Records from a data collection
** BEGIN **
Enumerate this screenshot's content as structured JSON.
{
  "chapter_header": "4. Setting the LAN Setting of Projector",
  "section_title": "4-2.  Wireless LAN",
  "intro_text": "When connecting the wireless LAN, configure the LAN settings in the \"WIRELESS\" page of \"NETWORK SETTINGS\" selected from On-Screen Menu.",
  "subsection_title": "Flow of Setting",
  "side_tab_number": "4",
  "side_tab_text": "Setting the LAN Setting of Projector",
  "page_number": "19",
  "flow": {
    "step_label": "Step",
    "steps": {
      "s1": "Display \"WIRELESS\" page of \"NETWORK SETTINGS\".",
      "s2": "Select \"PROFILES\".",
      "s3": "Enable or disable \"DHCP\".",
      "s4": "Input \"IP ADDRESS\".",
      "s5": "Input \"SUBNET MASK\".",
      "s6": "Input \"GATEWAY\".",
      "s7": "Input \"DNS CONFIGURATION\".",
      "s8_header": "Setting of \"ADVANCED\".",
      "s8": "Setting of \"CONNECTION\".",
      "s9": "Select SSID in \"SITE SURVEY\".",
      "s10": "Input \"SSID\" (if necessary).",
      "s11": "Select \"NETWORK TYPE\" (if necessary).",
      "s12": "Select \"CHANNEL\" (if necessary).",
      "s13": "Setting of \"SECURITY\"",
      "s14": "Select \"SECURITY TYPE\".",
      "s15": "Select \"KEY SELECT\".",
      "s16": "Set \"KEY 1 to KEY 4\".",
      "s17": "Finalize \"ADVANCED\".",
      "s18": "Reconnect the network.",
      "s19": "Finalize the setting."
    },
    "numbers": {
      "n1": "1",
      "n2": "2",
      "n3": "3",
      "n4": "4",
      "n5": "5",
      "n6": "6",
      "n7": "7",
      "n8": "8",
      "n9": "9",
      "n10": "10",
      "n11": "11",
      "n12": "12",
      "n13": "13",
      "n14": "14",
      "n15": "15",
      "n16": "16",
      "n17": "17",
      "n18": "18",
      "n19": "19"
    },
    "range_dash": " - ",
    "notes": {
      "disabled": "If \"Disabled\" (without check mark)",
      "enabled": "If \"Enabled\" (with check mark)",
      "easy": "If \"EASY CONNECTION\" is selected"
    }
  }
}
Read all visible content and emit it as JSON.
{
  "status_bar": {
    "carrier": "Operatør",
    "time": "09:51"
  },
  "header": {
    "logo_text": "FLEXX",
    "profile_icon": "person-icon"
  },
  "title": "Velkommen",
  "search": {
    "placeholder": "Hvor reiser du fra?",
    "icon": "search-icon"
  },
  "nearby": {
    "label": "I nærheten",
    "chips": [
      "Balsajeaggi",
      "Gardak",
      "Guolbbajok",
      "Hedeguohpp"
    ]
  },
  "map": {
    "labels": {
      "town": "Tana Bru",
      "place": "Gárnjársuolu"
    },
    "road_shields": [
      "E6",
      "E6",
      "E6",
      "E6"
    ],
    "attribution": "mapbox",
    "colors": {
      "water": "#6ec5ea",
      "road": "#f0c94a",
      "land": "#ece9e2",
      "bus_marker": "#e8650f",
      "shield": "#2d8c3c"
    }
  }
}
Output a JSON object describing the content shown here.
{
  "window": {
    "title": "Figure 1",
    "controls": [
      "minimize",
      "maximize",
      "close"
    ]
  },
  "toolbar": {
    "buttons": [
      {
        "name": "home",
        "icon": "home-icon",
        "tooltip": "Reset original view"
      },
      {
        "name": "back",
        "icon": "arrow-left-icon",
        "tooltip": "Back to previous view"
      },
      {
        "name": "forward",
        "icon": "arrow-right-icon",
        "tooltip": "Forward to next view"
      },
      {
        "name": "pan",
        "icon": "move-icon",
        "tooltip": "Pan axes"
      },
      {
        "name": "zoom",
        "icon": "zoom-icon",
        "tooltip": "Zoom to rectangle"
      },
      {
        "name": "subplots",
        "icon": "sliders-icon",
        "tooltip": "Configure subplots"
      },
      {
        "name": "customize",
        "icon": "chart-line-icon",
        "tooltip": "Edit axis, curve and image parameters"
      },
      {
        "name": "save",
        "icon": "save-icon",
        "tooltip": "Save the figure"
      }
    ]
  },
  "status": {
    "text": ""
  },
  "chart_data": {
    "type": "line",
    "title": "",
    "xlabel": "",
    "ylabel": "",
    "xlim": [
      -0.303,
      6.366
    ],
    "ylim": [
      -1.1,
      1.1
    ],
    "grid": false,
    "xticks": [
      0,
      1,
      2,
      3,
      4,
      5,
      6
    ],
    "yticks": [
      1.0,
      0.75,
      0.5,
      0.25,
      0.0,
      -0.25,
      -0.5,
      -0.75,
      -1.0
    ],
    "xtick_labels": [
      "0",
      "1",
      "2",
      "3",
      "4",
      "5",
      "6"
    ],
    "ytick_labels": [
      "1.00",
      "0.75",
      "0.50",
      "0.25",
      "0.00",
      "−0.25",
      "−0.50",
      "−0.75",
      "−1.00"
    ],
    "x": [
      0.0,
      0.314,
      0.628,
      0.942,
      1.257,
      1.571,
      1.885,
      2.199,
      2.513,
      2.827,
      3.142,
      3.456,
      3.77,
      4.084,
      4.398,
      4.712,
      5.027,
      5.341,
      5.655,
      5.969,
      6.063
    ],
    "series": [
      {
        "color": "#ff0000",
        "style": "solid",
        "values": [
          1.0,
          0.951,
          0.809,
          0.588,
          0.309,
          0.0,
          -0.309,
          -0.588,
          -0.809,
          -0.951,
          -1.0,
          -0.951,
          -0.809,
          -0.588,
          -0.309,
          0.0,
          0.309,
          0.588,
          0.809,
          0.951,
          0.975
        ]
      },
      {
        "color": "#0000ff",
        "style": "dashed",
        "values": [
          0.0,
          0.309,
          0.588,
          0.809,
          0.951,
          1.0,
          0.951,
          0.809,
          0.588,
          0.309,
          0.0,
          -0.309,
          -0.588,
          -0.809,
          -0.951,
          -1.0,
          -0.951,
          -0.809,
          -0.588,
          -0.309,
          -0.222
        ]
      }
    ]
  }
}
** END **
■ **Goal**
Report only the number of lines in the records that include the word "arrow".

■ **Exercise output**
2